-------- MATERIAL --------

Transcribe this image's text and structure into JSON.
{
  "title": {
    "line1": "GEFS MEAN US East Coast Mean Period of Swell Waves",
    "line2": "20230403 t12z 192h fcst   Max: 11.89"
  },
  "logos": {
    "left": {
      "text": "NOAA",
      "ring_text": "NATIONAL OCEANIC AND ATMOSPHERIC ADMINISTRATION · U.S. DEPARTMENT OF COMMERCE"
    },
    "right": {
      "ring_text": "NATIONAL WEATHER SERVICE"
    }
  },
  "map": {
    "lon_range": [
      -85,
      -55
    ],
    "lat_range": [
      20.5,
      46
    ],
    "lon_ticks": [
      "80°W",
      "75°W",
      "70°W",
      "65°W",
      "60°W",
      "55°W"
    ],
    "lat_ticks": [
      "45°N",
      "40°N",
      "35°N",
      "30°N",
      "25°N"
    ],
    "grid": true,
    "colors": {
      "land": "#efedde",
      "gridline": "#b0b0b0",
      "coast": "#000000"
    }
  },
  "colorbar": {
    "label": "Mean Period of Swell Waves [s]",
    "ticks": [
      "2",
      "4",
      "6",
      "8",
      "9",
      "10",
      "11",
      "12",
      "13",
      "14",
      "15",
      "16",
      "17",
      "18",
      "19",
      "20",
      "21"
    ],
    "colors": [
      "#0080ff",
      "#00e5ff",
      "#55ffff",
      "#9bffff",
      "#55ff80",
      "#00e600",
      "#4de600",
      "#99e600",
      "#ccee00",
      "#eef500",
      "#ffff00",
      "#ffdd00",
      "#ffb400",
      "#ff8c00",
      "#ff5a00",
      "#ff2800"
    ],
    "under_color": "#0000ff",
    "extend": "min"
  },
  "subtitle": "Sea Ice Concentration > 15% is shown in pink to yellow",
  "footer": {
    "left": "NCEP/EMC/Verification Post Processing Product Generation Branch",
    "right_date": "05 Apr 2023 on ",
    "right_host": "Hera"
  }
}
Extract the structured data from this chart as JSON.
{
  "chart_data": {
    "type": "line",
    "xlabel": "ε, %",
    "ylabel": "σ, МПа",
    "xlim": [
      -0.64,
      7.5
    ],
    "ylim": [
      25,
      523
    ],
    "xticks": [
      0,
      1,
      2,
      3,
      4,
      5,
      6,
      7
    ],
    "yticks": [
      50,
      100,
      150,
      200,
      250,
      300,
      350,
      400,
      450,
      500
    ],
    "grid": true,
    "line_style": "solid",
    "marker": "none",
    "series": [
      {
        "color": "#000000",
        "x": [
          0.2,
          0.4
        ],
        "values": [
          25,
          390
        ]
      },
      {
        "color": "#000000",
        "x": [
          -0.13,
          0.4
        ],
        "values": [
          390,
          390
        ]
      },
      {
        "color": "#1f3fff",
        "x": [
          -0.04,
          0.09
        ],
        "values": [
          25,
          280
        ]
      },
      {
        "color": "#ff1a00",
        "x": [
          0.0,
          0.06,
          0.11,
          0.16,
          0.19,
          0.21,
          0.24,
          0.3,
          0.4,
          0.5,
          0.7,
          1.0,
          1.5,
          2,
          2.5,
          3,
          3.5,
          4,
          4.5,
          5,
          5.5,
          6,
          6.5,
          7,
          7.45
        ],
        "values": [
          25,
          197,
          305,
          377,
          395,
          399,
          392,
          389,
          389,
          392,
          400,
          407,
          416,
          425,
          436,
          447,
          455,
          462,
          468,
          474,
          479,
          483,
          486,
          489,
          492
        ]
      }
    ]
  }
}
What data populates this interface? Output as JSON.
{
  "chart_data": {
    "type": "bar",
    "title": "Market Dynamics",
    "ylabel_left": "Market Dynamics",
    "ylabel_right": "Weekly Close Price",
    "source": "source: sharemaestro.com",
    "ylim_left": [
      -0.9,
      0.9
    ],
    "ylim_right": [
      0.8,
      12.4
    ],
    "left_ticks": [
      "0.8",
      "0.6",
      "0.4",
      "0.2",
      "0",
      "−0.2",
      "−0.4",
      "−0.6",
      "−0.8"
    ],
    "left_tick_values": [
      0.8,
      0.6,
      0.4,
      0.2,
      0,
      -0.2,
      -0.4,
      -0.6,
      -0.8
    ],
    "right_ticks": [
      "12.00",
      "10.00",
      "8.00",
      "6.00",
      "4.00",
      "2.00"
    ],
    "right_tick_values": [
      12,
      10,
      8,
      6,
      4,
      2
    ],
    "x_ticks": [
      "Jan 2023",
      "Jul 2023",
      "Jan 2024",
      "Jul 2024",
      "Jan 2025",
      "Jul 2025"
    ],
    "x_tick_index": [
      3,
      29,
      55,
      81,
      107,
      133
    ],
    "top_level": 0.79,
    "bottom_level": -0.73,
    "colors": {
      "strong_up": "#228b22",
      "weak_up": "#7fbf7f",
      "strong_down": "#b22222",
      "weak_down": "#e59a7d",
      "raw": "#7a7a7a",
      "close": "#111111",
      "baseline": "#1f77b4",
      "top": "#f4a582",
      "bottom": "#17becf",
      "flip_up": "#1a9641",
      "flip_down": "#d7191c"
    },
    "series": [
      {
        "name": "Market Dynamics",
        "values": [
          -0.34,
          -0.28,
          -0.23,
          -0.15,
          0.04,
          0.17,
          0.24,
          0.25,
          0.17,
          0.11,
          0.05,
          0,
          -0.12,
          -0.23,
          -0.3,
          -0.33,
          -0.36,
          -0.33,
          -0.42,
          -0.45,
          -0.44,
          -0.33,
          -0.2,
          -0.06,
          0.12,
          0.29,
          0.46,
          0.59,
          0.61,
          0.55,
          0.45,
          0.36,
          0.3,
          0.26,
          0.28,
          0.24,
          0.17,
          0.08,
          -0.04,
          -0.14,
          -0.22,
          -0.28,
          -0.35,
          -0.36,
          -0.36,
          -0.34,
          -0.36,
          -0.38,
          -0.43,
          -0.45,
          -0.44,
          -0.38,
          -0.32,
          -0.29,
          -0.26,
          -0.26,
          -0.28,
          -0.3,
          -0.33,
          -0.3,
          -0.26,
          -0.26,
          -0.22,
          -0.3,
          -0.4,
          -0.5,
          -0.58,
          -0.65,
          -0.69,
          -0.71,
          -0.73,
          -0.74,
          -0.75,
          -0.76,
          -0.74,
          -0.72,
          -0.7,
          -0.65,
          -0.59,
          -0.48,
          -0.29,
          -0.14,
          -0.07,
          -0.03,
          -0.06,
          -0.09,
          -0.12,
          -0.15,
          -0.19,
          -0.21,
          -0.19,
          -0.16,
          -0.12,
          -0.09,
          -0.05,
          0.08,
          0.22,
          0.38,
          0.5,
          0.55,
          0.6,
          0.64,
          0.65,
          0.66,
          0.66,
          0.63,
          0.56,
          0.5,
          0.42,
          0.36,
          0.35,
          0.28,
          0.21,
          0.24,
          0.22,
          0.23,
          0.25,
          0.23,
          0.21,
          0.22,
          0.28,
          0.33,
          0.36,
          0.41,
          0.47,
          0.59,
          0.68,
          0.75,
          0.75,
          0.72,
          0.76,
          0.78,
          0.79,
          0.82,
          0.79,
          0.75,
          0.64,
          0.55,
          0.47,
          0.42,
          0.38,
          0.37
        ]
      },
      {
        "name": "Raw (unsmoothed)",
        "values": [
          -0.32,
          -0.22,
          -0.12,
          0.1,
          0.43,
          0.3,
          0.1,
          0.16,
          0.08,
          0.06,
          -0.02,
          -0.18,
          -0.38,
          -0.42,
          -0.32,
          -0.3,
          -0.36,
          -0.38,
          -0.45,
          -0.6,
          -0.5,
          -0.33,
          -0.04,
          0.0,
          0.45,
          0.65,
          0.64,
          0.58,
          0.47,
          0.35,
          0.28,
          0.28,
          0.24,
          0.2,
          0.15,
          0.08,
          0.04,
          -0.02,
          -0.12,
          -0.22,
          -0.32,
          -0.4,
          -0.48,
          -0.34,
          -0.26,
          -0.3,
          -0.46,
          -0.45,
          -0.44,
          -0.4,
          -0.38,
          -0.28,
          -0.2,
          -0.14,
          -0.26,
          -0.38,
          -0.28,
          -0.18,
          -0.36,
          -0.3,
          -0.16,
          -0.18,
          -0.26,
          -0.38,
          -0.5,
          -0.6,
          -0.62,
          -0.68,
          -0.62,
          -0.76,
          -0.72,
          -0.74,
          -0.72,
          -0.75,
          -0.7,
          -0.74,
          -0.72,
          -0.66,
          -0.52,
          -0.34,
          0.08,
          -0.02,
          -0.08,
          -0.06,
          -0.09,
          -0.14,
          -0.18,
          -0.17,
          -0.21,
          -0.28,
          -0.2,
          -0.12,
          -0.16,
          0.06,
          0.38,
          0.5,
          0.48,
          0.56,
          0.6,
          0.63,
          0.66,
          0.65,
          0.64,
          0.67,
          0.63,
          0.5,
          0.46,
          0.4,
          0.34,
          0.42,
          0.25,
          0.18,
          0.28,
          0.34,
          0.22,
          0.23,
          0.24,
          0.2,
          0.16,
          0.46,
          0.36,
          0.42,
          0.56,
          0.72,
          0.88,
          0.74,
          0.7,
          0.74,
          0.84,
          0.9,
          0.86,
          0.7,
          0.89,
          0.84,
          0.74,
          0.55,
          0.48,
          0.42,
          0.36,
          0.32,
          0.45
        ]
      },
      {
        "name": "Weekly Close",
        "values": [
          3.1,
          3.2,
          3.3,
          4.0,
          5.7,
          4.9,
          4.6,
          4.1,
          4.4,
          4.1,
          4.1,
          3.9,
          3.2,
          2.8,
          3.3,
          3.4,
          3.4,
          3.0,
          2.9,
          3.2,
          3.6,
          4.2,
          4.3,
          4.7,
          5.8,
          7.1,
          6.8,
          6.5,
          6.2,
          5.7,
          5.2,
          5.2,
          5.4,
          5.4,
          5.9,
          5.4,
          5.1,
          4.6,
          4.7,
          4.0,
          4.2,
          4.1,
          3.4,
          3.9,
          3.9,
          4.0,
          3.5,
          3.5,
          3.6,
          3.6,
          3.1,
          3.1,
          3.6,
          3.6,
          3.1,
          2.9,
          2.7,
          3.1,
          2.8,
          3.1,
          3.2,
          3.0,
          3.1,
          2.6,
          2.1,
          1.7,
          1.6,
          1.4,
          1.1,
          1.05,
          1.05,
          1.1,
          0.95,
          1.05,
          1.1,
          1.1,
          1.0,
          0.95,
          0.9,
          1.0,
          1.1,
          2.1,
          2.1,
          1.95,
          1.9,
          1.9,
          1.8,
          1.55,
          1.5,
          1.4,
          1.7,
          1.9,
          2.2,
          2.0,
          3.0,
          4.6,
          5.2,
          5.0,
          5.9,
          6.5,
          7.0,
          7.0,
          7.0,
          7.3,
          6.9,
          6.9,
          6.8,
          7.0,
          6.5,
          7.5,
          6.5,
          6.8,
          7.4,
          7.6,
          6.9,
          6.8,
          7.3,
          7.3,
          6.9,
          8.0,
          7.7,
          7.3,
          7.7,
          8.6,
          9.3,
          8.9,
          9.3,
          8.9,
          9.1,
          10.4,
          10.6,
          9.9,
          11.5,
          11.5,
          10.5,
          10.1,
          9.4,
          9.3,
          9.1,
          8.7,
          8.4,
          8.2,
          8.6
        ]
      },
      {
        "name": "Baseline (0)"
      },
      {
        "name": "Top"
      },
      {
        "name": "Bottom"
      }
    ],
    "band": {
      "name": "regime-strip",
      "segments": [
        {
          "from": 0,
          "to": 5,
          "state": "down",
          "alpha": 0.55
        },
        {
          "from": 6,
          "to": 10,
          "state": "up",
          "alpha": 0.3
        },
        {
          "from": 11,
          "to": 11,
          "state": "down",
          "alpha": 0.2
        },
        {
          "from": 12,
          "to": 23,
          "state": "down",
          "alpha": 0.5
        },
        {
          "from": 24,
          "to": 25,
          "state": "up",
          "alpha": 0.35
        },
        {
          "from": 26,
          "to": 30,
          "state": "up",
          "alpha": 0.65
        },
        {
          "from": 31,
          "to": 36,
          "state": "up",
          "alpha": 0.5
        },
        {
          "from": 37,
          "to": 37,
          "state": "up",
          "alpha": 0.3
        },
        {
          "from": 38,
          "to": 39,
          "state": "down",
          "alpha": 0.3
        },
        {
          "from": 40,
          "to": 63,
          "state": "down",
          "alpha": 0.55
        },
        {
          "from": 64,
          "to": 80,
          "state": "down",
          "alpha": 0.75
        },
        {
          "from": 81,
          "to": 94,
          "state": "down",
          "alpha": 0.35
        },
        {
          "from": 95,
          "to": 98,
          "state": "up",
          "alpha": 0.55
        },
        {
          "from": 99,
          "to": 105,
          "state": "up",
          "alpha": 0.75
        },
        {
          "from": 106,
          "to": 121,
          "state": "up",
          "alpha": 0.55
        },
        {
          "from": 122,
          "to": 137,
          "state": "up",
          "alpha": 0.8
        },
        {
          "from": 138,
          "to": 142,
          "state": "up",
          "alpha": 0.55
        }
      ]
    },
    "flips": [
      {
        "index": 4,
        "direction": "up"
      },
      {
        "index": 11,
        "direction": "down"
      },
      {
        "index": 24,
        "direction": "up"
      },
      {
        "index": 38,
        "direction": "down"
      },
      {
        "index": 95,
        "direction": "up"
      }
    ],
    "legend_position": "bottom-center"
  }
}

--------

## EXERCISE GOAL
Tally every line of the data that holds the word "Market" and write the count alone.

## FINISHED ANSWER
3